- Required task
Copy out every one of the following rows word for word, without changing anything.
______
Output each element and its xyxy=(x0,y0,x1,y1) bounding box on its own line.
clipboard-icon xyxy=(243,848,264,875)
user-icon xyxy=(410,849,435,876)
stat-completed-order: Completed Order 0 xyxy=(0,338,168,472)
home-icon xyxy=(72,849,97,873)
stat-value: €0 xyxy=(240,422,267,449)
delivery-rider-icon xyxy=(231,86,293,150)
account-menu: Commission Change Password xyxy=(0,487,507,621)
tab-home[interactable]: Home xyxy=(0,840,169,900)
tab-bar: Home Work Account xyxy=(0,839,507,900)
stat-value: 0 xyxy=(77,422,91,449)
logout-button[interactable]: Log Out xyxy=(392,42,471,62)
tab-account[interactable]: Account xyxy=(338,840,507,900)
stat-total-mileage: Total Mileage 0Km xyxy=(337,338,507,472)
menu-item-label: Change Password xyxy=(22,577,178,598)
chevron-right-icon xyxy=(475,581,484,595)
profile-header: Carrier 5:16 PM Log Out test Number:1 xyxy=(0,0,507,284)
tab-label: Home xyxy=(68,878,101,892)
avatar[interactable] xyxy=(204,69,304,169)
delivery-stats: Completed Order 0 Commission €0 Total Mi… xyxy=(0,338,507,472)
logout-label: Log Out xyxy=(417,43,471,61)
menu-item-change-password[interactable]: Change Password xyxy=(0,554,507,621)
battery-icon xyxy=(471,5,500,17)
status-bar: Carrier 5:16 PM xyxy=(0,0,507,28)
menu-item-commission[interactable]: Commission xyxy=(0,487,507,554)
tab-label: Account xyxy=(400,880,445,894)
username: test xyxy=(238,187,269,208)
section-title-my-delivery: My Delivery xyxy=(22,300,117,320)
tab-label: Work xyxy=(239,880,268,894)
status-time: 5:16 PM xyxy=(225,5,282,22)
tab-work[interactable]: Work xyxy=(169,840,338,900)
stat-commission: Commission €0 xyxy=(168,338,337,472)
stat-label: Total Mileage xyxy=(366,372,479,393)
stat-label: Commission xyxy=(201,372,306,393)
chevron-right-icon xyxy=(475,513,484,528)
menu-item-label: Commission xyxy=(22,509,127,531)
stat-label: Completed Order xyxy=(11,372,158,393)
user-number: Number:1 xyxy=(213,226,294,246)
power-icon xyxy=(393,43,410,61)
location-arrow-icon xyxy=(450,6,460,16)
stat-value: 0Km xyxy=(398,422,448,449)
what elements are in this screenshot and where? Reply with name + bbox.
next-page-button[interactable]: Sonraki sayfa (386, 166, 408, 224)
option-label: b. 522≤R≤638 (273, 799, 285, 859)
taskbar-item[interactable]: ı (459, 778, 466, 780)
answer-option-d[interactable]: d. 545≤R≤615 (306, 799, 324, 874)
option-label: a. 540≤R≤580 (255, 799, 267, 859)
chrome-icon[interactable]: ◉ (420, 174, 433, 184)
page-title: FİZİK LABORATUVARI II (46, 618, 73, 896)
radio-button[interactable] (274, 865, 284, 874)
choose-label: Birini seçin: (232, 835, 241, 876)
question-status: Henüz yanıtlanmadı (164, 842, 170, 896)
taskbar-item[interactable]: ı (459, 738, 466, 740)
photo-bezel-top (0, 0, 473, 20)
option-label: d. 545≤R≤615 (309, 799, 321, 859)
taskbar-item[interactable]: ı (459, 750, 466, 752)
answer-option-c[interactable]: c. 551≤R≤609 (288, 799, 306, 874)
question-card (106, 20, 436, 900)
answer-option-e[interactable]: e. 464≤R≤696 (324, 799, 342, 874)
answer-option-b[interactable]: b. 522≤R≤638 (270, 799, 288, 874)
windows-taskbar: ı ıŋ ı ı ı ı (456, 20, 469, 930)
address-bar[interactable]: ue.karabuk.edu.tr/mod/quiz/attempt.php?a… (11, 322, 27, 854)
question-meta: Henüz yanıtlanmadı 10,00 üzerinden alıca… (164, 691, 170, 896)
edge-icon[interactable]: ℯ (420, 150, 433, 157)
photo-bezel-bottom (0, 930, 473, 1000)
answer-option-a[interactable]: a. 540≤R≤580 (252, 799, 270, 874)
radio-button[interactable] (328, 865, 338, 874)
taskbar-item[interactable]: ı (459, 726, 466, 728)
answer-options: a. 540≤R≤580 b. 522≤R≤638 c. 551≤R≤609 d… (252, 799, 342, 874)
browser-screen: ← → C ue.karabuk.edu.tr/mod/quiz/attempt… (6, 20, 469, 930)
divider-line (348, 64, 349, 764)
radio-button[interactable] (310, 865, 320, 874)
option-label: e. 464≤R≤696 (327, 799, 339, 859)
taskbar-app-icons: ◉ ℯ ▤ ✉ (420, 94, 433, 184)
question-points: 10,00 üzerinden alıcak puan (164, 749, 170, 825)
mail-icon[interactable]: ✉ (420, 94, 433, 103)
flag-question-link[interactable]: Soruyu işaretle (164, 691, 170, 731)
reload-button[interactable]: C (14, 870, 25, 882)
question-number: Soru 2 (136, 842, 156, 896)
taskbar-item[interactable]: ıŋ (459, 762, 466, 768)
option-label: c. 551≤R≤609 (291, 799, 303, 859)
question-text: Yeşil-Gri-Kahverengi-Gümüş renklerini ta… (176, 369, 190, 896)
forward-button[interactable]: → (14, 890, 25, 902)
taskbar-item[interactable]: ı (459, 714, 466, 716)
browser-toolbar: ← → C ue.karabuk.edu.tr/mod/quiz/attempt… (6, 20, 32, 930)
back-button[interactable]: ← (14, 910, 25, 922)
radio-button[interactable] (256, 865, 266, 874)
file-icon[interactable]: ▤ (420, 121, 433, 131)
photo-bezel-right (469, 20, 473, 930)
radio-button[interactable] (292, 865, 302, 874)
______
- Solution for this task
Output each element and its xyxy=(x0,y0,x1,y1) bounding box on its own line.
clipboard-icon xyxy=(243,848,264,875)
user-icon xyxy=(410,849,435,876)
stat-completed-order: Completed Order 0 xyxy=(0,338,168,472)
home-icon xyxy=(72,849,97,873)
stat-value: €0 xyxy=(240,422,267,449)
delivery-rider-icon xyxy=(231,86,293,150)
account-menu: Commission Change Password xyxy=(0,487,507,621)
tab-home[interactable]: Home xyxy=(0,840,169,900)
tab-bar: Home Work Account xyxy=(0,839,507,900)
stat-value: 0 xyxy=(77,422,91,449)
logout-button[interactable]: Log Out xyxy=(392,42,471,62)
tab-account[interactable]: Account xyxy=(338,840,507,900)
stat-total-mileage: Total Mileage 0Km xyxy=(337,338,507,472)
menu-item-label: Change Password xyxy=(22,577,178,598)
chevron-right-icon xyxy=(475,581,484,595)
profile-header: Carrier 5:16 PM Log Out test Number:1 xyxy=(0,0,507,284)
tab-label: Home xyxy=(68,878,101,892)
avatar[interactable] xyxy=(204,69,304,169)
delivery-stats: Completed Order 0 Commission €0 Total Mi… xyxy=(0,338,507,472)
logout-label: Log Out xyxy=(417,43,471,61)
menu-item-change-password[interactable]: Change Password xyxy=(0,554,507,621)
battery-icon xyxy=(471,5,500,17)
status-bar: Carrier 5:16 PM xyxy=(0,0,507,28)
menu-item-commission[interactable]: Commission xyxy=(0,487,507,554)
tab-label: Account xyxy=(400,880,445,894)
username: test xyxy=(238,187,269,208)
section-title-my-delivery: My Delivery xyxy=(22,300,117,320)
tab-label: Work xyxy=(239,880,268,894)
status-time: 5:16 PM xyxy=(225,5,282,22)
tab-work[interactable]: Work xyxy=(169,840,338,900)
stat-commission: Commission €0 xyxy=(168,338,337,472)
stat-label: Total Mileage xyxy=(366,372,479,393)
stat-label: Commission xyxy=(201,372,306,393)
chevron-right-icon xyxy=(475,513,484,528)
menu-item-label: Commission xyxy=(22,509,127,531)
stat-label: Completed Order xyxy=(11,372,158,393)
user-number: Number:1 xyxy=(213,226,294,246)
power-icon xyxy=(393,43,410,61)
location-arrow-icon xyxy=(450,6,460,16)
stat-value: 0Km xyxy=(398,422,448,449)
what elements are in this screenshot and where? Reply with name + bbox.
next-page-button[interactable]: Sonraki sayfa (386, 166, 408, 224)
option-label: b. 522≤R≤638 (273, 799, 285, 859)
taskbar-item[interactable]: ı (459, 778, 466, 780)
answer-option-d[interactable]: d. 545≤R≤615 (306, 799, 324, 874)
option-label: a. 540≤R≤580 (255, 799, 267, 859)
chrome-icon[interactable]: ◉ (420, 174, 433, 184)
page-title: FİZİK LABORATUVARI II (46, 618, 73, 896)
radio-button[interactable] (274, 865, 284, 874)
choose-label: Birini seçin: (232, 835, 241, 876)
question-status: Henüz yanıtlanmadı (164, 842, 170, 896)
taskbar-item[interactable]: ı (459, 738, 466, 740)
photo-bezel-top (0, 0, 473, 20)
option-label: d. 545≤R≤615 (309, 799, 321, 859)
taskbar-item[interactable]: ı (459, 750, 466, 752)
answer-option-c[interactable]: c. 551≤R≤609 (288, 799, 306, 874)
question-card (106, 20, 436, 900)
answer-option-e[interactable]: e. 464≤R≤696 (324, 799, 342, 874)
answer-option-b[interactable]: b. 522≤R≤638 (270, 799, 288, 874)
windows-taskbar: ı ıŋ ı ı ı ı (456, 20, 469, 930)
address-bar[interactable]: ue.karabuk.edu.tr/mod/quiz/attempt.php?a… (11, 322, 27, 854)
question-meta: Henüz yanıtlanmadı 10,00 üzerinden alıca… (164, 691, 170, 896)
edge-icon[interactable]: ℯ (420, 150, 433, 157)
photo-bezel-bottom (0, 930, 473, 1000)
answer-option-a[interactable]: a. 540≤R≤580 (252, 799, 270, 874)
radio-button[interactable] (328, 865, 338, 874)
taskbar-item[interactable]: ı (459, 726, 466, 728)
answer-options: a. 540≤R≤580 b. 522≤R≤638 c. 551≤R≤609 d… (252, 799, 342, 874)
browser-screen: ← → C ue.karabuk.edu.tr/mod/quiz/attempt… (6, 20, 469, 930)
divider-line (348, 64, 349, 764)
radio-button[interactable] (310, 865, 320, 874)
option-label: e. 464≤R≤696 (327, 799, 339, 859)
taskbar-app-icons: ◉ ℯ ▤ ✉ (420, 94, 433, 184)
question-points: 10,00 üzerinden alıcak puan (164, 749, 170, 825)
mail-icon[interactable]: ✉ (420, 94, 433, 103)
flag-question-link[interactable]: Soruyu işaretle (164, 691, 170, 731)
reload-button[interactable]: C (14, 870, 25, 882)
question-number: Soru 2 (136, 842, 156, 896)
taskbar-item[interactable]: ıŋ (459, 762, 466, 768)
option-label: c. 551≤R≤609 (291, 799, 303, 859)
question-text: Yeşil-Gri-Kahverengi-Gümüş renklerini ta… (176, 369, 190, 896)
forward-button[interactable]: → (14, 890, 25, 902)
taskbar-item[interactable]: ı (459, 714, 466, 716)
browser-toolbar: ← → C ue.karabuk.edu.tr/mod/quiz/attempt… (6, 20, 32, 930)
back-button[interactable]: ← (14, 910, 25, 922)
radio-button[interactable] (256, 865, 266, 874)
file-icon[interactable]: ▤ (420, 121, 433, 131)
photo-bezel-right (469, 20, 473, 930)
radio-button[interactable] (292, 865, 302, 874)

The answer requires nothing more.